§ **Exercise requirements**
In your copy, reproduce the entries exactly as they are, minus the images.

§ **Dataset rows**
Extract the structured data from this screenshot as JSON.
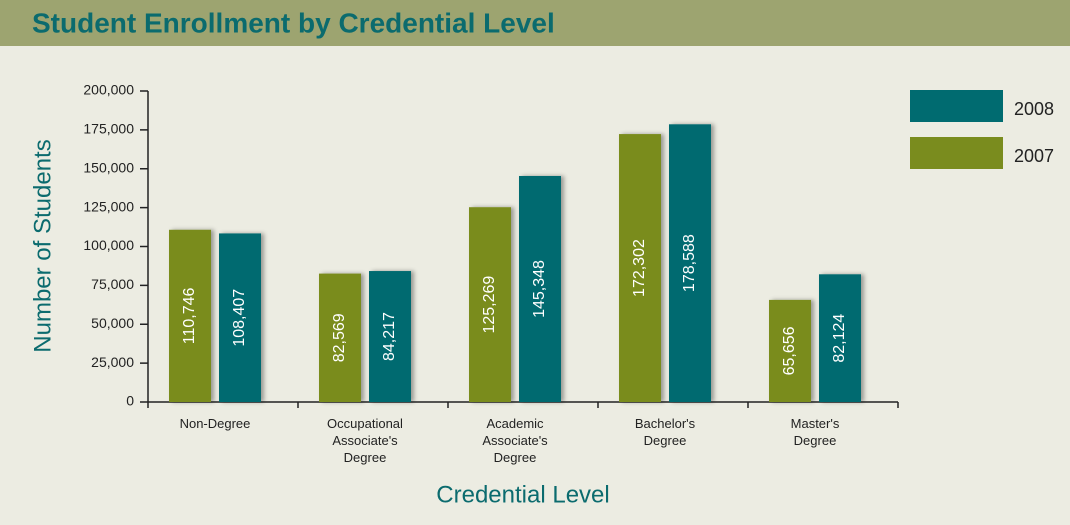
{
  "chart_data": {
    "type": "bar",
    "title": "Student Enrollment by Credential Level",
    "y_label": "Number of Students",
    "x_label": "Credential Level",
    "categories": [
      "Non-Degree",
      "Occupational Associate's Degree",
      "Academic Associate's Degree",
      "Bachelor's Degree",
      "Master's Degree"
    ],
    "series": [
      {
        "name": "2007",
        "color": "#7a8c1e",
        "values": [
          110746,
          82569,
          125269,
          172302,
          65656
        ],
        "value_labels": [
          "110,746",
          "82,569",
          "125,269",
          "172,302",
          "65,656"
        ]
      },
      {
        "name": "2008",
        "color": "#006b70",
        "values": [
          108407,
          84217,
          145348,
          178588,
          82124
        ],
        "value_labels": [
          "108,407",
          "84,217",
          "145,348",
          "178,588",
          "82,124"
        ]
      }
    ],
    "ylim": [
      0,
      200000
    ],
    "yticks": [
      0,
      {
        "value": 25000,
        "label": "25,000"
      },
      {
        "value": 50000,
        "label": "50,000"
      },
      {
        "value": 75000,
        "label": "75,000"
      },
      {
        "value": 100000,
        "label": "100,000"
      },
      {
        "value": 125000,
        "label": "125,000"
      },
      {
        "value": 150000,
        "label": "150,000"
      },
      {
        "value": 175000,
        "label": "175,000"
      },
      {
        "value": 200000,
        "label": "200,000"
      }
    ],
    "legend": "top-right"
  }
}
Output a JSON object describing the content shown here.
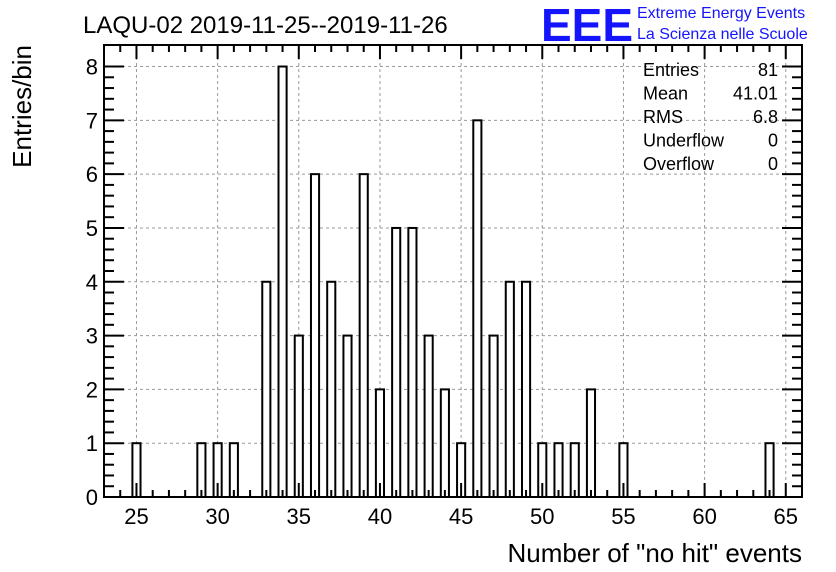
{
  "logo": {
    "mark": "EEE",
    "line1": "Extreme Energy Events",
    "line2": "La Scienza nelle Scuole",
    "color": "#1414ff"
  },
  "chart_data": {
    "type": "bar",
    "title": "LAQU-02 2019-11-25--2019-11-26",
    "xlabel": "Number of \"no hit\" events",
    "ylabel": "Entries/bin",
    "xlim": [
      23,
      66
    ],
    "ylim": [
      0,
      8.4
    ],
    "bin_width": 0.5,
    "x_ticks": [
      25,
      30,
      35,
      40,
      45,
      50,
      55,
      60,
      65
    ],
    "y_ticks": [
      0,
      1,
      2,
      3,
      4,
      5,
      6,
      7,
      8
    ],
    "grid": true,
    "bins": [
      {
        "x": 25,
        "value": 1
      },
      {
        "x": 29,
        "value": 1
      },
      {
        "x": 30,
        "value": 1
      },
      {
        "x": 31,
        "value": 1
      },
      {
        "x": 33,
        "value": 4
      },
      {
        "x": 34,
        "value": 8
      },
      {
        "x": 35,
        "value": 3
      },
      {
        "x": 36,
        "value": 6
      },
      {
        "x": 37,
        "value": 4
      },
      {
        "x": 38,
        "value": 3
      },
      {
        "x": 39,
        "value": 6
      },
      {
        "x": 40,
        "value": 2
      },
      {
        "x": 41,
        "value": 5
      },
      {
        "x": 42,
        "value": 5
      },
      {
        "x": 43,
        "value": 3
      },
      {
        "x": 44,
        "value": 2
      },
      {
        "x": 45,
        "value": 1
      },
      {
        "x": 46,
        "value": 7
      },
      {
        "x": 47,
        "value": 3
      },
      {
        "x": 48,
        "value": 4
      },
      {
        "x": 49,
        "value": 4
      },
      {
        "x": 50,
        "value": 1
      },
      {
        "x": 51,
        "value": 1
      },
      {
        "x": 52,
        "value": 1
      },
      {
        "x": 53,
        "value": 2
      },
      {
        "x": 55,
        "value": 1
      },
      {
        "x": 64,
        "value": 1
      }
    ],
    "stats": [
      {
        "label": "Entries",
        "value": "81"
      },
      {
        "label": "Mean",
        "value": "41.01"
      },
      {
        "label": "RMS",
        "value": "6.8"
      },
      {
        "label": "Underflow",
        "value": "0"
      },
      {
        "label": "Overflow",
        "value": "0"
      }
    ]
  }
}
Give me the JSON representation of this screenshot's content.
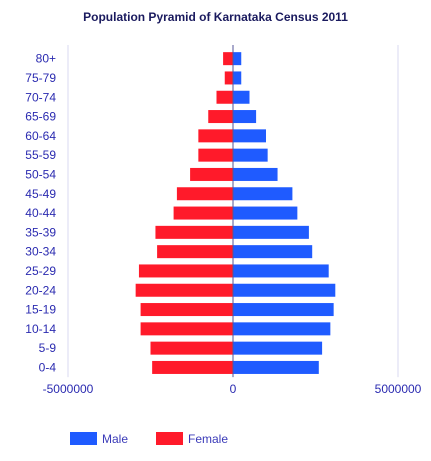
{
  "chart_data": {
    "type": "bar",
    "orientation": "horizontal",
    "title": "Population Pyramid of Karnataka Census 2011",
    "categories": [
      "80+",
      "75-79",
      "70-74",
      "65-69",
      "60-64",
      "55-59",
      "50-54",
      "45-49",
      "40-44",
      "35-39",
      "30-34",
      "25-29",
      "20-24",
      "15-19",
      "10-14",
      "5-9",
      "0-4"
    ],
    "series": [
      {
        "name": "Male",
        "color": "#1f5bff",
        "values": [
          250000,
          250000,
          500000,
          700000,
          1000000,
          1050000,
          1350000,
          1800000,
          1950000,
          2300000,
          2400000,
          2900000,
          3100000,
          3050000,
          2950000,
          2700000,
          2600000
        ]
      },
      {
        "name": "Female",
        "color": "#ff1a2a",
        "values": [
          -300000,
          -250000,
          -500000,
          -750000,
          -1050000,
          -1050000,
          -1300000,
          -1700000,
          -1800000,
          -2350000,
          -2300000,
          -2850000,
          -2950000,
          -2800000,
          -2800000,
          -2500000,
          -2450000
        ]
      }
    ],
    "xlim": [
      -5000000,
      5000000
    ],
    "xticks": [
      -5000000,
      0,
      5000000
    ],
    "xtick_labels": [
      "-5000000",
      "0",
      "5000000"
    ],
    "grid": true,
    "legend_position": "bottom-left"
  }
}
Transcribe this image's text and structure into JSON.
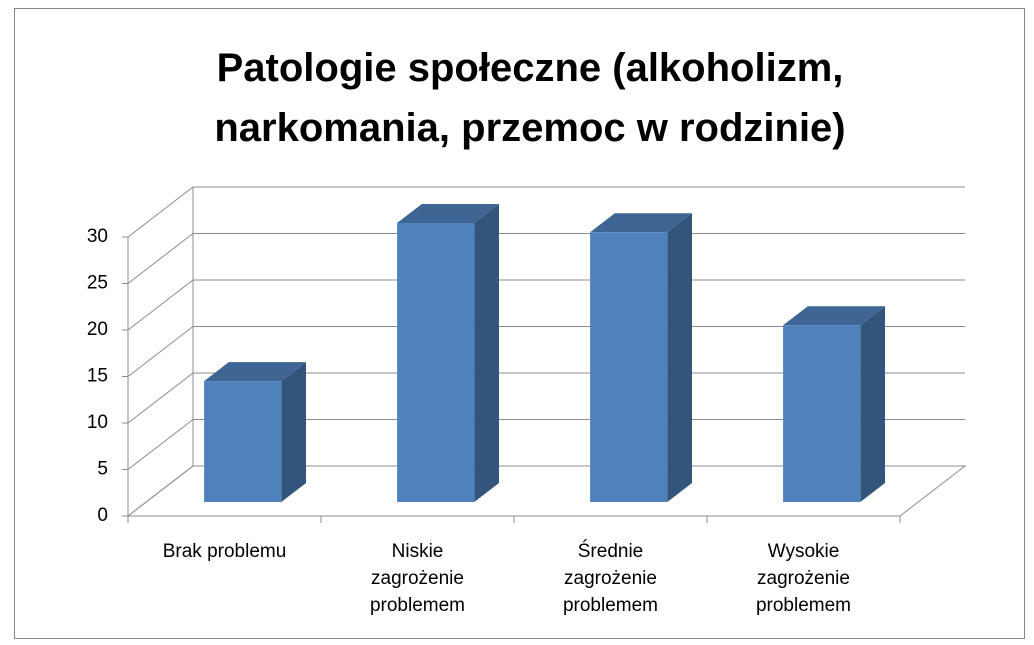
{
  "chart_data": {
    "type": "bar3d",
    "title": "Patologie społeczne (alkoholizm, narkomania, przemoc w rodzinie)",
    "categories": [
      "Brak problemu",
      "Niskie zagrożenie problemem",
      "Średnie zagrożenie problemem",
      "Wysokie zagrożenie problemem"
    ],
    "values": [
      13,
      30,
      29,
      19
    ],
    "color": "#4f81bd",
    "ylim": [
      0,
      30
    ],
    "yticks": [
      0,
      5,
      10,
      15,
      20,
      25,
      30
    ],
    "grid": true
  }
}
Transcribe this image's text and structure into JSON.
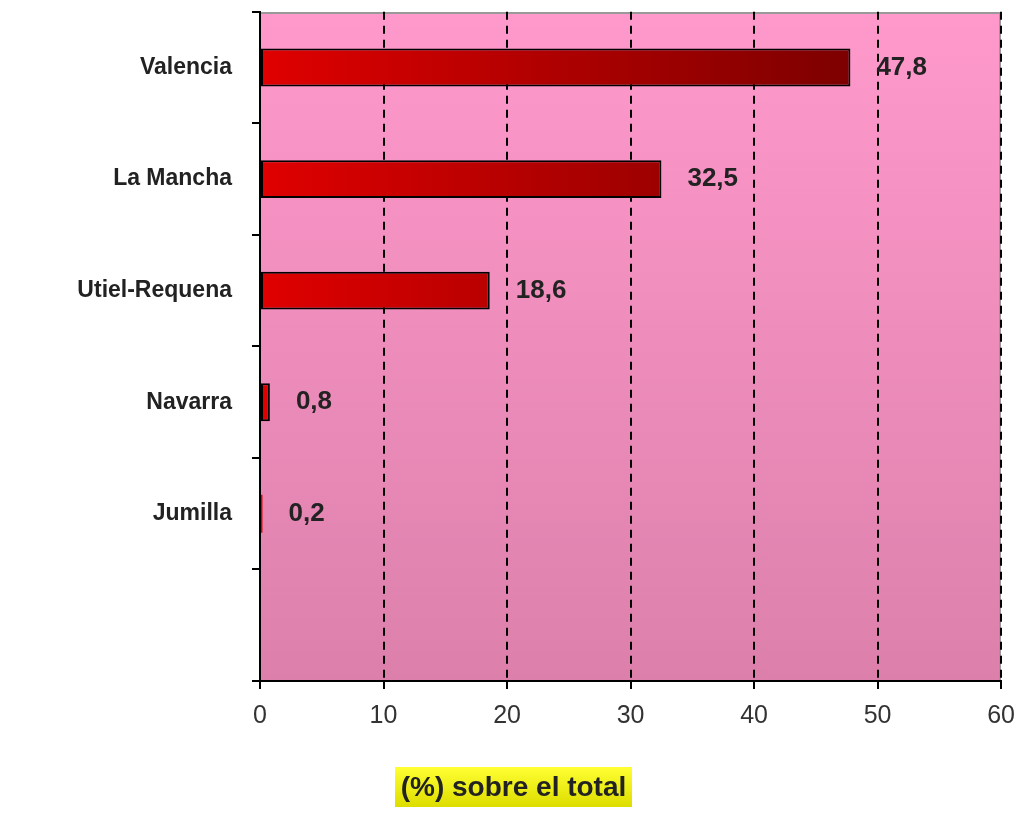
{
  "chart_data": {
    "type": "bar",
    "orientation": "horizontal",
    "xlabel": "(%) sobre el total",
    "categories": [
      "Valencia",
      "La Mancha",
      "Utiel-Requena",
      "Navarra",
      "Jumilla",
      null
    ],
    "values": [
      47.8,
      32.5,
      18.6,
      0.8,
      0.2,
      null
    ],
    "value_labels": [
      "47,8",
      "32,5",
      "18,6",
      "0,8",
      "0,2",
      null
    ],
    "color": "#e00000",
    "xlim": [
      0,
      60
    ],
    "xticks": [
      0,
      10,
      20,
      30,
      40,
      50,
      60
    ],
    "grid": "x",
    "legend": false
  }
}
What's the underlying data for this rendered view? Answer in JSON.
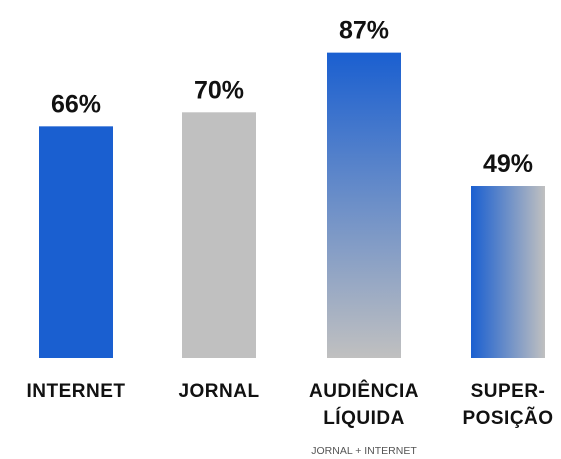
{
  "chart_data": {
    "type": "bar",
    "categories": [
      "INTERNET",
      "JORNAL",
      "AUDIÊNCIA LÍQUIDA",
      "SUPER-POSIÇÃO"
    ],
    "category_lines": [
      [
        "INTERNET"
      ],
      [
        "JORNAL"
      ],
      [
        "AUDIÊNCIA",
        "LÍQUIDA"
      ],
      [
        "SUPER-",
        "POSIÇÃO"
      ]
    ],
    "values": [
      66,
      70,
      87,
      49
    ],
    "value_labels": [
      "66%",
      "70%",
      "87%",
      "49%"
    ],
    "notes": [
      "",
      "",
      "JORNAL + INTERNET",
      ""
    ],
    "fills": [
      "blue",
      "gray",
      "gradient-vertical",
      "gradient-horizontal"
    ],
    "ylim": [
      0,
      100
    ],
    "title": "",
    "xlabel": "",
    "ylabel": "",
    "grid": false,
    "colors": {
      "blue": "#1a5fd0",
      "gray": "#c0c0c0",
      "text": "#111111",
      "note": "#555555"
    }
  }
}
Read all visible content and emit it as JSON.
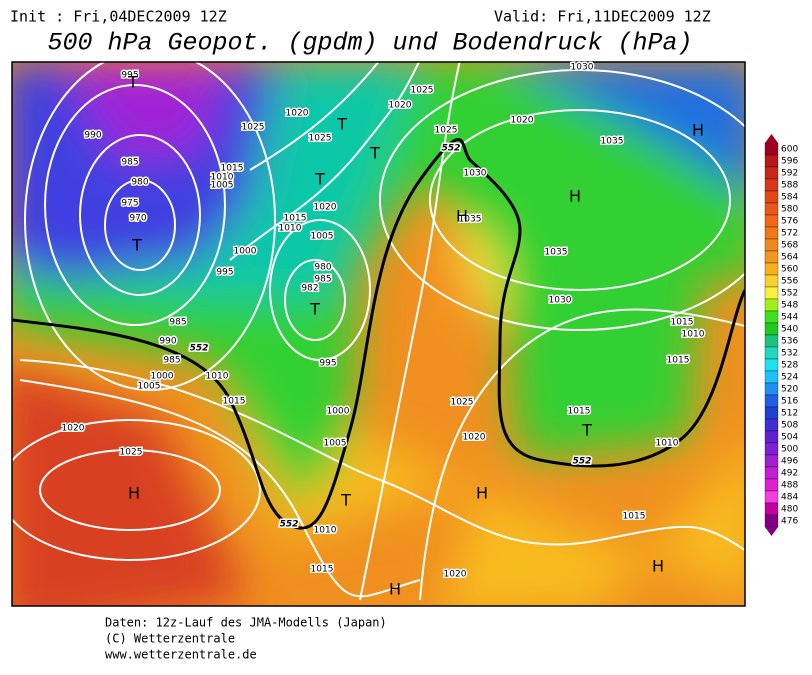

§ **Complete response**
Extract the structured data from this screenshot as JSON.
{
  "chart_data": {
    "type": "bar",
    "title": "Student Enrollment by Credential Level",
    "y_label": "Number of Students",
    "x_label": "Credential Level",
    "categories": [
      "Non-Degree",
      "Occupational Associate's Degree",
      "Academic Associate's Degree",
      "Bachelor's Degree",
      "Master's Degree"
    ],
    "series": [
      {
        "name": "2007",
        "color": "#7a8c1e",
        "values": [
          110746,
          82569,
          125269,
          172302,
          65656
        ],
        "value_labels": [
          "110,746",
          "82,569",
          "125,269",
          "172,302",
          "65,656"
        ]
      },
      {
        "name": "2008",
        "color": "#006b70",
        "values": [
          108407,
          84217,
          145348,
          178588,
          82124
        ],
        "value_labels": [
          "108,407",
          "84,217",
          "145,348",
          "178,588",
          "82,124"
        ]
      }
    ],
    "ylim": [
      0,
      200000
    ],
    "yticks": [
      0,
      {
        "value": 25000,
        "label": "25,000"
      },
      {
        "value": 50000,
        "label": "50,000"
      },
      {
        "value": 75000,
        "label": "75,000"
      },
      {
        "value": 100000,
        "label": "100,000"
      },
      {
        "value": 125000,
        "label": "125,000"
      },
      {
        "value": 150000,
        "label": "150,000"
      },
      {
        "value": 175000,
        "label": "175,000"
      },
      {
        "value": 200000,
        "label": "200,000"
      }
    ],
    "legend": "top-right"
  }
}
Output a JSON object describing the content shown here.
{
  "logo": {
    "mark": "EEE",
    "line1": "Extreme Energy Events",
    "line2": "La Scienza nelle Scuole",
    "color": "#1414ff"
  },
  "chart_data": {
    "type": "bar",
    "title": "LAQU-02 2019-11-25--2019-11-26",
    "xlabel": "Number of \"no hit\" events",
    "ylabel": "Entries/bin",
    "xlim": [
      23,
      66
    ],
    "ylim": [
      0,
      8.4
    ],
    "bin_width": 0.5,
    "x_ticks": [
      25,
      30,
      35,
      40,
      45,
      50,
      55,
      60,
      65
    ],
    "y_ticks": [
      0,
      1,
      2,
      3,
      4,
      5,
      6,
      7,
      8
    ],
    "grid": true,
    "bins": [
      {
        "x": 25,
        "value": 1
      },
      {
        "x": 29,
        "value": 1
      },
      {
        "x": 30,
        "value": 1
      },
      {
        "x": 31,
        "value": 1
      },
      {
        "x": 33,
        "value": 4
      },
      {
        "x": 34,
        "value": 8
      },
      {
        "x": 35,
        "value": 3
      },
      {
        "x": 36,
        "value": 6
      },
      {
        "x": 37,
        "value": 4
      },
      {
        "x": 38,
        "value": 3
      },
      {
        "x": 39,
        "value": 6
      },
      {
        "x": 40,
        "value": 2
      },
      {
        "x": 41,
        "value": 5
      },
      {
        "x": 42,
        "value": 5
      },
      {
        "x": 43,
        "value": 3
      },
      {
        "x": 44,
        "value": 2
      },
      {
        "x": 45,
        "value": 1
      },
      {
        "x": 46,
        "value": 7
      },
      {
        "x": 47,
        "value": 3
      },
      {
        "x": 48,
        "value": 4
      },
      {
        "x": 49,
        "value": 4
      },
      {
        "x": 50,
        "value": 1
      },
      {
        "x": 51,
        "value": 1
      },
      {
        "x": 52,
        "value": 1
      },
      {
        "x": 53,
        "value": 2
      },
      {
        "x": 55,
        "value": 1
      },
      {
        "x": 64,
        "value": 1
      }
    ],
    "stats": [
      {
        "label": "Entries",
        "value": "81"
      },
      {
        "label": "Mean",
        "value": "41.01"
      },
      {
        "label": "RMS",
        "value": "6.8"
      },
      {
        "label": "Underflow",
        "value": "0"
      },
      {
        "label": "Overflow",
        "value": "0"
      }
    ]
  }
}
Give me the JSON representation of this screenshot's content.
{
  "chart_data": {
    "type": "bar",
    "orientation": "horizontal",
    "title": "Population Pyramid of Karnataka Census 2011",
    "categories": [
      "80+",
      "75-79",
      "70-74",
      "65-69",
      "60-64",
      "55-59",
      "50-54",
      "45-49",
      "40-44",
      "35-39",
      "30-34",
      "25-29",
      "20-24",
      "15-19",
      "10-14",
      "5-9",
      "0-4"
    ],
    "series": [
      {
        "name": "Male",
        "color": "#1f5bff",
        "values": [
          250000,
          250000,
          500000,
          700000,
          1000000,
          1050000,
          1350000,
          1800000,
          1950000,
          2300000,
          2400000,
          2900000,
          3100000,
          3050000,
          2950000,
          2700000,
          2600000
        ]
      },
      {
        "name": "Female",
        "color": "#ff1a2a",
        "values": [
          -300000,
          -250000,
          -500000,
          -750000,
          -1050000,
          -1050000,
          -1300000,
          -1700000,
          -1800000,
          -2350000,
          -2300000,
          -2850000,
          -2950000,
          -2800000,
          -2800000,
          -2500000,
          -2450000
        ]
      }
    ],
    "xlim": [
      -5000000,
      5000000
    ],
    "xticks": [
      -5000000,
      0,
      5000000
    ],
    "xtick_labels": [
      "-5000000",
      "0",
      "5000000"
    ],
    "grid": true,
    "legend_position": "bottom-left"
  }
}
Transcribe this image's text and structure into JSON.
{
  "chart_data": {
    "type": "bar3d",
    "title": "Patologie społeczne (alkoholizm, narkomania, przemoc w rodzinie)",
    "categories": [
      "Brak problemu",
      "Niskie zagrożenie problemem",
      "Średnie zagrożenie problemem",
      "Wysokie zagrożenie problemem"
    ],
    "values": [
      13,
      30,
      29,
      19
    ],
    "color": "#4f81bd",
    "ylim": [
      0,
      30
    ],
    "yticks": [
      0,
      5,
      10,
      15,
      20,
      25,
      30
    ],
    "grid": true
  }
}
Transcribe this image's text and structure into JSON.
{
  "chart_data": {
    "type": "bar",
    "orientation": "horizontal",
    "xlabel": "(%) sobre el total",
    "categories": [
      "Valencia",
      "La Mancha",
      "Utiel-Requena",
      "Navarra",
      "Jumilla",
      null
    ],
    "values": [
      47.8,
      32.5,
      18.6,
      0.8,
      0.2,
      null
    ],
    "value_labels": [
      "47,8",
      "32,5",
      "18,6",
      "0,8",
      "0,2",
      null
    ],
    "color": "#e00000",
    "xlim": [
      0,
      60
    ],
    "xticks": [
      0,
      10,
      20,
      30,
      40,
      50,
      60
    ],
    "grid": "x",
    "legend": false
  }
}
What's the underlying data for this rendered view? Answer in JSON.
{
  "chart_data": {
    "type": "bar",
    "categories": [
      "INTERNET",
      "JORNAL",
      "AUDIÊNCIA LÍQUIDA",
      "SUPER-POSIÇÃO"
    ],
    "category_lines": [
      [
        "INTERNET"
      ],
      [
        "JORNAL"
      ],
      [
        "AUDIÊNCIA",
        "LÍQUIDA"
      ],
      [
        "SUPER-",
        "POSIÇÃO"
      ]
    ],
    "values": [
      66,
      70,
      87,
      49
    ],
    "value_labels": [
      "66%",
      "70%",
      "87%",
      "49%"
    ],
    "notes": [
      "",
      "",
      "JORNAL + INTERNET",
      ""
    ],
    "fills": [
      "blue",
      "gray",
      "gradient-vertical",
      "gradient-horizontal"
    ],
    "ylim": [
      0,
      100
    ],
    "title": "",
    "xlabel": "",
    "ylabel": "",
    "grid": false,
    "colors": {
      "blue": "#1a5fd0",
      "gray": "#c0c0c0",
      "text": "#111111",
      "note": "#555555"
    }
  }
}
Read all visible content and emit it as JSON.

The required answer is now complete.